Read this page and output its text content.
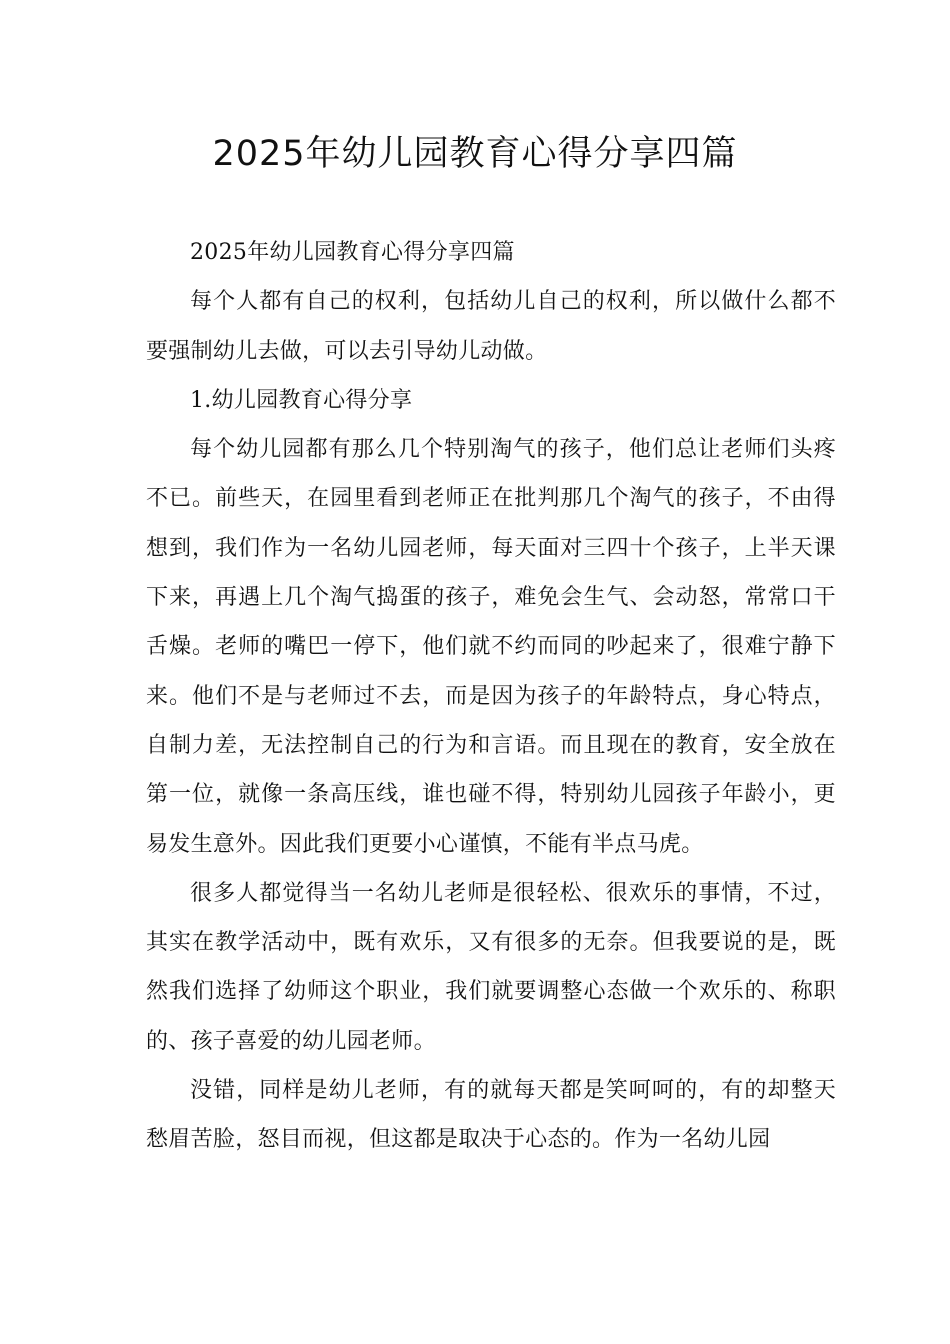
2025年幼儿园教育心得分享四篇

2025年幼儿园教育心得分享四篇

每个人都有自己的权利，包括幼儿自己的权利，所以做什么都不要强制幼儿去做，可以去引导幼儿动做。

1.幼儿园教育心得分享

每个幼儿园都有那么几个特别淘气的孩子，他们总让老师们头疼不已。前些天，在园里看到老师正在批判那几个淘气的孩子，不由得想到，我们作为一名幼儿园老师，每天面对三四十个孩子，上半天课下来，再遇上几个淘气捣蛋的孩子，难免会生气、会动怒，常常口干舌燥。老师的嘴巴一停下，他们就不约而同的吵起来了，很难宁静下来。他们不是与老师过不去，而是因为孩子的年龄特点，身心特点，自制力差，无法控制自己的行为和言语。而且现在的教育，安全放在第一位，就像一条高压线，谁也碰不得，特别幼儿园孩子年龄小，更易发生意外。因此我们更要小心谨慎，不能有半点马虎。

很多人都觉得当一名幼儿老师是很轻松、很欢乐的事情，不过，其实在教学活动中，既有欢乐，又有很多的无奈。但我要说的是，既然我们选择了幼师这个职业，我们就要调整心态做一个欢乐的、称职的、孩子喜爱的幼儿园老师。

没错，同样是幼儿老师，有的就每天都是笑呵呵的，有的却整天愁眉苦脸，怒目而视，但这都是取决于心态的。作为一名幼儿园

#####

- _What is needed_
All of the records above must be copied exactly, except for the pictures.

- _Task response_
Read this page and output its text content.
2025年幼儿园教育心得分享四篇

2025年幼儿园教育心得分享四篇

每个人都有自己的权利，包括幼儿自己的权利，所以做什么都不要强制幼儿去做，可以去引导幼儿动做。

1.幼儿园教育心得分享

每个幼儿园都有那么几个特别淘气的孩子，他们总让老师们头疼不已。前些天，在园里看到老师正在批判那几个淘气的孩子，不由得想到，我们作为一名幼儿园老师，每天面对三四十个孩子，上半天课下来，再遇上几个淘气捣蛋的孩子，难免会生气、会动怒，常常口干舌燥。老师的嘴巴一停下，他们就不约而同的吵起来了，很难宁静下来。他们不是与老师过不去，而是因为孩子的年龄特点，身心特点，自制力差，无法控制自己的行为和言语。而且现在的教育，安全放在第一位，就像一条高压线，谁也碰不得，特别幼儿园孩子年龄小，更易发生意外。因此我们更要小心谨慎，不能有半点马虎。

很多人都觉得当一名幼儿老师是很轻松、很欢乐的事情，不过，其实在教学活动中，既有欢乐，又有很多的无奈。但我要说的是，既然我们选择了幼师这个职业，我们就要调整心态做一个欢乐的、称职的、孩子喜爱的幼儿园老师。

没错，同样是幼儿老师，有的就每天都是笑呵呵的，有的却整天愁眉苦脸，怒目而视，但这都是取决于心态的。作为一名幼儿园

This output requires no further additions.